** SUPPLIED DATA **

[START]

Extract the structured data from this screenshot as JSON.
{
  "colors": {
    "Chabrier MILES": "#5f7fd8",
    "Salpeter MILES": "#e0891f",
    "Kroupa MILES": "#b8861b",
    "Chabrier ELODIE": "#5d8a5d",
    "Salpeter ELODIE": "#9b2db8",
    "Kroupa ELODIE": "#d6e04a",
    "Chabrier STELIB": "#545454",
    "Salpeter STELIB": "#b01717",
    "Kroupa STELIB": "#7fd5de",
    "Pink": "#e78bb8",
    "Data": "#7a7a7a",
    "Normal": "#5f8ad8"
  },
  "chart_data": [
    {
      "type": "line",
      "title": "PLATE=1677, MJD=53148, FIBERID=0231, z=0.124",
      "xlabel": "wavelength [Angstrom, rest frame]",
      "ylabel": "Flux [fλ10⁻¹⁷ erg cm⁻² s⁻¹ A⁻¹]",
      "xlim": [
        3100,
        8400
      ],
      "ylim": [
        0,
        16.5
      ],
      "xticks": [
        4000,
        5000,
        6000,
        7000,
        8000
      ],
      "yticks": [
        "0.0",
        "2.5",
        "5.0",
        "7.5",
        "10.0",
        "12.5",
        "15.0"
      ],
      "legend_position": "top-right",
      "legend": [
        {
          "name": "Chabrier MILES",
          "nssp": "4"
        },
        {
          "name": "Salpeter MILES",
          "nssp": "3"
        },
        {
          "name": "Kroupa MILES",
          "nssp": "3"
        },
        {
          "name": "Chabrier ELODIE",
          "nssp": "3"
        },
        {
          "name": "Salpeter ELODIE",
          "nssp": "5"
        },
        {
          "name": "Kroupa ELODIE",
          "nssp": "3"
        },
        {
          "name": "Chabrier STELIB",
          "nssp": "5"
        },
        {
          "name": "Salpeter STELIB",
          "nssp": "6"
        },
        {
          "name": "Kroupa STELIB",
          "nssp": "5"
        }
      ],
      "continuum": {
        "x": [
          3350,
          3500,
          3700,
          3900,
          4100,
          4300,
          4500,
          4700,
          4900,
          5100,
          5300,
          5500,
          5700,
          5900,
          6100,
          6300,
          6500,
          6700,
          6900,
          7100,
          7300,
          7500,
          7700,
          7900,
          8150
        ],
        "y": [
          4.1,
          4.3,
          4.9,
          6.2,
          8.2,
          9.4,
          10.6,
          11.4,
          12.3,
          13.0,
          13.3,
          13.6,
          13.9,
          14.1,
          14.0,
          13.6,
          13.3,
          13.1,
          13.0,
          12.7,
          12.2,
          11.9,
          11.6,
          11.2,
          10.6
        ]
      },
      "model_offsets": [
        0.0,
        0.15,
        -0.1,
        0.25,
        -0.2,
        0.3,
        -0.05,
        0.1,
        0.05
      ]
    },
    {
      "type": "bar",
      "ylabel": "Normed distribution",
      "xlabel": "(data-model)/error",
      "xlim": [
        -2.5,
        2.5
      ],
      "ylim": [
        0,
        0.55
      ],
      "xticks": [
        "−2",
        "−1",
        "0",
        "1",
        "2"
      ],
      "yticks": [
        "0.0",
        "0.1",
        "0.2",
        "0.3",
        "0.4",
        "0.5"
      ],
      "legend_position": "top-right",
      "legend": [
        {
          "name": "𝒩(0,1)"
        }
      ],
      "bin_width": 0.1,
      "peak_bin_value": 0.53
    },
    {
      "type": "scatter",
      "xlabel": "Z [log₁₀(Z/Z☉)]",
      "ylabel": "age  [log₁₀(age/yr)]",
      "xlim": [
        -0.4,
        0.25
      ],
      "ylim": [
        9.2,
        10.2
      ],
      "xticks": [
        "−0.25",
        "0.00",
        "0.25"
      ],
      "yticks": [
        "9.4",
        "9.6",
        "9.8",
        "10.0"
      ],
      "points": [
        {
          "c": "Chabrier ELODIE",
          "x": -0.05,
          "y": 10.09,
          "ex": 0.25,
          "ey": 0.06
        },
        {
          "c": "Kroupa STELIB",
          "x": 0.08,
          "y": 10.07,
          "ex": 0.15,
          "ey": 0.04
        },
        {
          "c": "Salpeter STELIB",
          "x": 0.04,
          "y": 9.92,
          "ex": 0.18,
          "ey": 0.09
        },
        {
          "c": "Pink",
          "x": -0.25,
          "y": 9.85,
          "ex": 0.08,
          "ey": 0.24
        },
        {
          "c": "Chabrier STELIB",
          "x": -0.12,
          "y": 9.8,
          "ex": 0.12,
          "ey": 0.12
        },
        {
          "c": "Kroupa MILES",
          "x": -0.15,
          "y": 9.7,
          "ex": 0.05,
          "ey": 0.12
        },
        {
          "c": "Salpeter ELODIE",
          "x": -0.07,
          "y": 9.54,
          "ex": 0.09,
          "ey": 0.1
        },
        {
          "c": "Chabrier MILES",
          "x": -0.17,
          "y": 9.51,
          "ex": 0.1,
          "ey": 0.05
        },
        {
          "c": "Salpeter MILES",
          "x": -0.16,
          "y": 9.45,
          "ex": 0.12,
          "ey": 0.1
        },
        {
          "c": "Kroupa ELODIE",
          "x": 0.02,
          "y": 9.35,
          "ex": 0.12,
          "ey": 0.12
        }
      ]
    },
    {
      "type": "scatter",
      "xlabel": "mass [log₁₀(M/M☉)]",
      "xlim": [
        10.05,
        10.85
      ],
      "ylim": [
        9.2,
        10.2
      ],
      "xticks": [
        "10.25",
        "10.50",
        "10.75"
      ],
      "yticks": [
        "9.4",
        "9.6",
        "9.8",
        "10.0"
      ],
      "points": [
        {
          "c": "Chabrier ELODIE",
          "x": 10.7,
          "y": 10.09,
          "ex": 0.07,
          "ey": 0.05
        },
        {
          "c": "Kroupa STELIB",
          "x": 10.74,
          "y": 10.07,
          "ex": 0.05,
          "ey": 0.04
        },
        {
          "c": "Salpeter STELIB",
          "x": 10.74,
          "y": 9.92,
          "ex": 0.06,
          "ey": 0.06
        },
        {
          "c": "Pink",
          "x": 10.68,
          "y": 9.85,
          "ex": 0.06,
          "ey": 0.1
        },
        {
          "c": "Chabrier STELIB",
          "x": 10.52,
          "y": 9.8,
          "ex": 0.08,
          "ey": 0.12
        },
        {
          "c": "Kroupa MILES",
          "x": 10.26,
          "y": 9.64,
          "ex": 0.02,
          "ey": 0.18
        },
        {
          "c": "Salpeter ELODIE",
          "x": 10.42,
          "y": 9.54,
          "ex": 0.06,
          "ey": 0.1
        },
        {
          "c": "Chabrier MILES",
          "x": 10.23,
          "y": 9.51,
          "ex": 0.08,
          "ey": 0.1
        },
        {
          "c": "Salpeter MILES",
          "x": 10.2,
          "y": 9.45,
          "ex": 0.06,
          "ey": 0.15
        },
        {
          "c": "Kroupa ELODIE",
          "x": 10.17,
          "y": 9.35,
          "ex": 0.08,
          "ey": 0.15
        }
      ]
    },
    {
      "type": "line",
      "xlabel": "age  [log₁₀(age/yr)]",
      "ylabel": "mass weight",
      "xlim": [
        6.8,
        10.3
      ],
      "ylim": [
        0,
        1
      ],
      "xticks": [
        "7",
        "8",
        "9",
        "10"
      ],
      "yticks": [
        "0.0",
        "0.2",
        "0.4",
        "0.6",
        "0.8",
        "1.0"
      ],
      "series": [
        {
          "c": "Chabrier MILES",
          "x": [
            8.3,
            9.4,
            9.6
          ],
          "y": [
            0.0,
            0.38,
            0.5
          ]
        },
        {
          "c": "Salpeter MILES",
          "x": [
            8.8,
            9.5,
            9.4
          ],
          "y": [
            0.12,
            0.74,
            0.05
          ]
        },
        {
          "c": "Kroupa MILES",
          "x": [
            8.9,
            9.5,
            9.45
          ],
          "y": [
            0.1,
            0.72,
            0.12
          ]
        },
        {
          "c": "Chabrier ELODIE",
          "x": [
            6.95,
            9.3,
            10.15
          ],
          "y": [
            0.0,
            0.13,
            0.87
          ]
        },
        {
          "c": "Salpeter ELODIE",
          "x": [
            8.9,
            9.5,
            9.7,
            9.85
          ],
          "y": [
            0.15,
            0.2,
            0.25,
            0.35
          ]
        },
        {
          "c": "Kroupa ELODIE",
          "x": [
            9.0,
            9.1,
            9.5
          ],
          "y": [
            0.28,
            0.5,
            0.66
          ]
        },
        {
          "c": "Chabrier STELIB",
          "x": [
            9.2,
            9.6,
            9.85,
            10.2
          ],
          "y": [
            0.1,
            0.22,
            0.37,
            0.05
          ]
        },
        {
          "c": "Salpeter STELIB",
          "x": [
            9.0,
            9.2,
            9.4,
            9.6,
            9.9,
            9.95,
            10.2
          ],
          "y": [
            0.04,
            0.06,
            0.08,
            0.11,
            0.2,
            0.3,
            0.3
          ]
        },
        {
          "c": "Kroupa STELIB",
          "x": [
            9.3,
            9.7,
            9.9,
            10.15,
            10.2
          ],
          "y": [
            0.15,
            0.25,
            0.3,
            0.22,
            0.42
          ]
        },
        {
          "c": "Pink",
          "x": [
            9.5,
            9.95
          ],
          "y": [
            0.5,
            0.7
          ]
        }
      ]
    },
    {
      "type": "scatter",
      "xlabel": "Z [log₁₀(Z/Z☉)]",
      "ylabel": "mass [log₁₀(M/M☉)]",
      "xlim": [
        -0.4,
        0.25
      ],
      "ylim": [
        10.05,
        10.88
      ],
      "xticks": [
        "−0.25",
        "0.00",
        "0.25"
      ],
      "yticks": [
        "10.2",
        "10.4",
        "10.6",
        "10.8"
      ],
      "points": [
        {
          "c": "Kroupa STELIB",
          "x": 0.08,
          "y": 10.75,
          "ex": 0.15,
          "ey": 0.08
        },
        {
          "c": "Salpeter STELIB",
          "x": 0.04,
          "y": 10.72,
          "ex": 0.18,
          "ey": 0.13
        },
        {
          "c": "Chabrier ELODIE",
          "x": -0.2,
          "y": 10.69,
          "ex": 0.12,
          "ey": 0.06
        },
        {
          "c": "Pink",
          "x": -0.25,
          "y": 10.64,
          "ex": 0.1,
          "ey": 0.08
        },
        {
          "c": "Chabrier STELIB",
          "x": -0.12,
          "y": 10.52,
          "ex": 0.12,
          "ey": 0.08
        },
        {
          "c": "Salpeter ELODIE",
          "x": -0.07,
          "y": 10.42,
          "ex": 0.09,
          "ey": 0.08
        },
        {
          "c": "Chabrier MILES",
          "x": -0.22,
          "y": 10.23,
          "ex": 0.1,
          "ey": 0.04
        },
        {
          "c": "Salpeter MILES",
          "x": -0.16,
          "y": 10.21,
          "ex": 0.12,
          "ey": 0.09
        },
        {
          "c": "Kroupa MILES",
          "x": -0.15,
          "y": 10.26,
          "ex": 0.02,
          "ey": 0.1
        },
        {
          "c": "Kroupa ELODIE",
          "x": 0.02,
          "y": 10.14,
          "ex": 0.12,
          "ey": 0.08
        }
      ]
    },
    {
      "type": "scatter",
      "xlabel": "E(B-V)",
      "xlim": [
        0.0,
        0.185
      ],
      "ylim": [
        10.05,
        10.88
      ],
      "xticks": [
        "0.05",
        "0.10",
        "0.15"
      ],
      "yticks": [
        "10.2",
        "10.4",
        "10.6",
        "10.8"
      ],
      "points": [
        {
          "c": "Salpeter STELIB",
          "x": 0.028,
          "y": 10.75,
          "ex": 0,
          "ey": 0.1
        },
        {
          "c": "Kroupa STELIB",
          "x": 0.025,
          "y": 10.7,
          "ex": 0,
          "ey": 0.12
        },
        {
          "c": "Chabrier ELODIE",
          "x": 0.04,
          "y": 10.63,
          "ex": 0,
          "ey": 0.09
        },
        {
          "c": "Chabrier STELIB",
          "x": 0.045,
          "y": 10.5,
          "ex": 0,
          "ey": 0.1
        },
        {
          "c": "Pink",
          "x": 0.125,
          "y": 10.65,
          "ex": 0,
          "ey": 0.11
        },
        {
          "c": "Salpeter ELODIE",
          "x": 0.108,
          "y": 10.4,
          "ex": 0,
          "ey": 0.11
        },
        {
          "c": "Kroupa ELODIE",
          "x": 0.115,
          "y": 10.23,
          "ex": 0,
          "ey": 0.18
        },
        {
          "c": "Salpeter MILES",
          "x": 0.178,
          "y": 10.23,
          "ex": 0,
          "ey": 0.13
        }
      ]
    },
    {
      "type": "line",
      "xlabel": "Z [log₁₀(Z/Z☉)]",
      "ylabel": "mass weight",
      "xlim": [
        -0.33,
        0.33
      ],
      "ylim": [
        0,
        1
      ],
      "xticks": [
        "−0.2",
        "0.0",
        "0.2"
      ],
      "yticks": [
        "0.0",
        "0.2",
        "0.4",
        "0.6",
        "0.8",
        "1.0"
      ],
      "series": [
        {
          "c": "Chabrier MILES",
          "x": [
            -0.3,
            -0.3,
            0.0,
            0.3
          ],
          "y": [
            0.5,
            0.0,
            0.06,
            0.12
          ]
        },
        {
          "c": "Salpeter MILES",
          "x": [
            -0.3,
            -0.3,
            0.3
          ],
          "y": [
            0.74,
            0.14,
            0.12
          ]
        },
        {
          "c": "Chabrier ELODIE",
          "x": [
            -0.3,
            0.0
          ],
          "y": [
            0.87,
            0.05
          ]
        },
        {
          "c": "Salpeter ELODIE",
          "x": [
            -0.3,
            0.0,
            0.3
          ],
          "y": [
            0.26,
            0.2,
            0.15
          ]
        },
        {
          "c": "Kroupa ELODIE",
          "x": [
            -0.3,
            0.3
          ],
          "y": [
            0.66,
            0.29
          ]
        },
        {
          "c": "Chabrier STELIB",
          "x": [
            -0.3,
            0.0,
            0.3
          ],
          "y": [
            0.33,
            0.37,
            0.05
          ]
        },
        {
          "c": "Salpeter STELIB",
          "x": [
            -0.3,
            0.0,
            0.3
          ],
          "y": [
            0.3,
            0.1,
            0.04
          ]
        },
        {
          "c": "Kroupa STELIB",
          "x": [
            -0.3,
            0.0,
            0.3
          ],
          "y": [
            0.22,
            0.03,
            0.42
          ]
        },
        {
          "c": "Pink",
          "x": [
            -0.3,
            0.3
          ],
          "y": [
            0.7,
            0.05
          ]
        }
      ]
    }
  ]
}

[END]

** EXERCISE **
Show the lines from the data above that contain the string "xlabel".

** TASK RESPONSE **
      "xlabel": "wavelength [Angstrom, rest frame]",
      "xlabel": "(data-model)/error",
      "xlabel": "Z [log₁₀(Z/Z☉)]",
      "xlabel": "mass [log₁₀(M/M☉)]",
      "xlabel": "age  [log₁₀(age/yr)]",
      "xlabel": "Z [log₁₀(Z/Z☉)]",
      "xlabel": "E(B-V)",
      "xlabel": "Z [log₁₀(Z/Z☉)]",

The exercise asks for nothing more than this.